> The task
Return exactly the lines that run from the one containing "Extract all readable text from this page." to the end of the entries, with both ends included.

--- Start of Records for this task ---

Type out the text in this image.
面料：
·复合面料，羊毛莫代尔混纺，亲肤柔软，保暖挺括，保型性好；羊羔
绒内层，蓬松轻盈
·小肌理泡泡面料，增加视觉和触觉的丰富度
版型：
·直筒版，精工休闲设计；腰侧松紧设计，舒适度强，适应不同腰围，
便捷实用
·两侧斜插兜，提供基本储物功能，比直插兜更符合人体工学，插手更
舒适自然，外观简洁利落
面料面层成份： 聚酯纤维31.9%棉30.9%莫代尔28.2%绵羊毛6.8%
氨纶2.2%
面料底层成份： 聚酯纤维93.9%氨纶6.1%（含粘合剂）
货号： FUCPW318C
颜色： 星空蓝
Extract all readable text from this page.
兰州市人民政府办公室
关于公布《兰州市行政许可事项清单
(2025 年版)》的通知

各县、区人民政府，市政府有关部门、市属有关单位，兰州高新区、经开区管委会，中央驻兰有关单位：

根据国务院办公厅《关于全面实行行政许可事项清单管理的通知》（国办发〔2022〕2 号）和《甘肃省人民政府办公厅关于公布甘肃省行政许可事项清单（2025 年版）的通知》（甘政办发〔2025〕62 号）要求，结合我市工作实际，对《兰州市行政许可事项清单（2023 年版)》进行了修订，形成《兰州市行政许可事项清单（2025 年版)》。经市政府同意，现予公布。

--- End of Records for this task ---

> The result
Extract all readable text from this page.
兰州市人民政府办公室
关于公布《兰州市行政许可事项清单
(2025 年版)》的通知

各县、区人民政府，市政府有关部门、市属有关单位，兰州高新区、经开区管委会，中央驻兰有关单位：

根据国务院办公厅《关于全面实行行政许可事项清单管理的通知》（国办发〔2022〕2 号）和《甘肃省人民政府办公厅关于公布甘肃省行政许可事项清单（2025 年版）的通知》（甘政办发〔2025〕62 号）要求，结合我市工作实际，对《兰州市行政许可事项清单（2023 年版)》进行了修订，形成《兰州市行政许可事项清单（2025 年版)》。经市政府同意，现予公布。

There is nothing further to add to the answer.